Brano da leggere
··········

CORTE di CASSAZIONE, sezione lavoro, ordinanza n. 8331 depositata il 27 marzo 2024
Lavoro – Dirigente – Indennità supplementare e indennità incentivante – Inammissibilità
Rilevato che
1. G.R. convenne in giudizio l’E.A.V. s.r.l. deducendo di aver lavorato alle sue dipendenze dal 16.2.2004 e dal 21.9.2009 in posizione apicale quale dirigente dell’area materiale rotabile esercizio e incarichi speciali. A tal fine espose che, essendo stato distaccato presso la A. e B.N. s.r.l. quale amministratore unico e direttore centrale, la retribuzione di cui godeva, fissa e variabile, era comprensiva di quanto spettante anche per tali incarichi. Dedusse che, successivamente, dal 2006, gli furono consegnate due buste paga, una da E. s.r.l. e una da M.N., i cui importi coprivano complessivamente la somma totale già erogata e che, nel 2009, la somma a carico di E. s.r.l. fu aumentata e tale rimase quando, nel 2010, gli fu conferito da E. un ulteriore incarico. Rammentò che nel 2011, poi, l’incarico presso M.N. gli fu revocato e la retribuzione fu decurtata dell’importo a carico di tale società (€ 60.000,00 annui). Nel dolersi di tale decurtazione, mantenuta fino alla risoluzione del rapporto il 14.2.2013, dedusse di aver percepito una retribuzione inferiore rispetto a quella di altri dirigenti nonostante la molteplicità degli incarichi assegnatigli da E. s.r.l..
Chiese perciò la condanna della società al pagamento della somma complessiva di € 344.419,12 per differenze retributive, Tfr, ferie non godute, indennità di mancato preavviso e indennità supplementare e per indennità incentivante ex art. 12 del c.c.n.l. di settore.
2. E. s.r.l. si costituì per resistere al ricorso eccependo comunque la parziale prescrizione del credito e contestando i conteggi depositati.
3. Il Tribunale di Napoli rigettò la domanda e compensò le spese.
4. La Corte di appello di Napoli, investita del gravame da parte del R., lo ha rigettato ed ha condannato il ricorrente al pagamento delle spese del giudizio di appello.
4.1. La Corte territoriale ha ritenuto che non fosse dirimente l’acquisizione della nota n. 147 del 29.1.2004 che aveva preceduto l’assunzione del R. in quanto anche a prescindere dalla sua tardiva produzione essa comunque andava inserita nel contesto delle note successive che avevano regolato nel tempo il rapporto e non ne era stata chiarita la rilevanza in quel contesto.

··········

Dati da usare
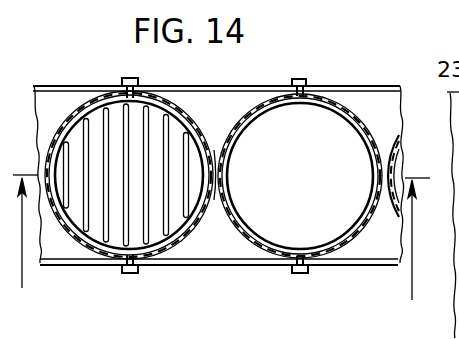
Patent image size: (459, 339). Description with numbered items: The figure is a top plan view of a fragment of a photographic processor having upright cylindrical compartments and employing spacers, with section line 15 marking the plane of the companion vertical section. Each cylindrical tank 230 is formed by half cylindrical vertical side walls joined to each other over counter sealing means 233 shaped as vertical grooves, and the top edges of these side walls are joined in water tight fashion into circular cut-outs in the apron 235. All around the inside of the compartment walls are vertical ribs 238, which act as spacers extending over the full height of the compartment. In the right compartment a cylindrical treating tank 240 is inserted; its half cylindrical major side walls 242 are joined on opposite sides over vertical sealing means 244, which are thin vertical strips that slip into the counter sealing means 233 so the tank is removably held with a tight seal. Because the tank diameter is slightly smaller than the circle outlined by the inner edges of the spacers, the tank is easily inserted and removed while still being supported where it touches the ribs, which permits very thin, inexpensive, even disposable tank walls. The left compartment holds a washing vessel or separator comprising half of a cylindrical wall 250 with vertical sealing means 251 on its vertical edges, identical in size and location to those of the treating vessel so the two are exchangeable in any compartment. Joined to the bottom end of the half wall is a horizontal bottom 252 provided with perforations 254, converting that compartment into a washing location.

The section line 15- 15 is at (221, 250).
The cylindrical tank 230 is at (78, 114).
The counter sealing means 233 is at (302, 78).
The apron 235 is at (208, 115).
The vertical ribs 238 is at (267, 92).
The cylindrical treating tank 240 is at (347, 248).
The half cylindrical major side walls 242 is at (318, 258).
The vertical sealing means 244 is at (310, 88).
The half cylindrical wall 250 is at (181, 242).
The vertical sealing means 251 is at (140, 266).
The horizontal bottom 252 is at (107, 259).
The perforations 254 is at (83, 236).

··········

Richiesta 1
Secondo il brano sull'ordinanza della Cassazione, in quale data si risolse il rapporto di lavoro di G.R.?
Richiesta 2
Restituisci identiche tutte le righe dei record, tralasciando le immagini.
I record non hanno alcun legame con il brano.

Risposta completa 1
Il 14.2.2013.

Risposta completa 2
Patent image size: (459, 339). Description with numbered items: The figure is a top plan view of a fragment of a photographic processor having upright cylindrical compartments and employing spacers, with section line 15 marking the plane of the companion vertical section. Each cylindrical tank 230 is formed by half cylindrical vertical side walls joined to each other over counter sealing means 233 shaped as vertical grooves, and the top edges of these side walls are joined in water tight fashion into circular cut-outs in the apron 235. All around the inside of the compartment walls are vertical ribs 238, which act as spacers extending over the full height of the compartment. In the right compartment a cylindrical treating tank 240 is inserted; its half cylindrical major side walls 242 are joined on opposite sides over vertical sealing means 244, which are thin vertical strips that slip into the counter sealing means 233 so the tank is removably held with a tight seal. Because the tank diameter is slightly smaller than the circle outlined by the inner edges of the spacers, the tank is easily inserted and removed while still being supported where it touches the ribs, which permits very thin, inexpensive, even disposable tank walls. The left compartment holds a washing vessel or separator comprising half of a cylindrical wall 250 with vertical sealing means 251 on its vertical edges, identical in size and location to those of the treating vessel so the two are exchangeable in any compartment. Joined to the bottom end of the half wall is a horizontal bottom 252 provided with perforations 254, converting that compartment into a washing location.

The section line 15- 15 is at (221, 250).
The cylindrical tank 230 is at (78, 114).
The counter sealing means 233 is at (302, 78).
The apron 235 is at (208, 115).
The vertical ribs 238 is at (267, 92).
The cylindrical treating tank 240 is at (347, 248).
The half cylindrical major side walls 242 is at (318, 258).
The vertical sealing means 244 is at (310, 88).
The half cylindrical wall 250 is at (181, 242).
The vertical sealing means 251 is at (140, 266).
The horizontal bottom 252 is at (107, 259).
The perforations 254 is at (83, 236).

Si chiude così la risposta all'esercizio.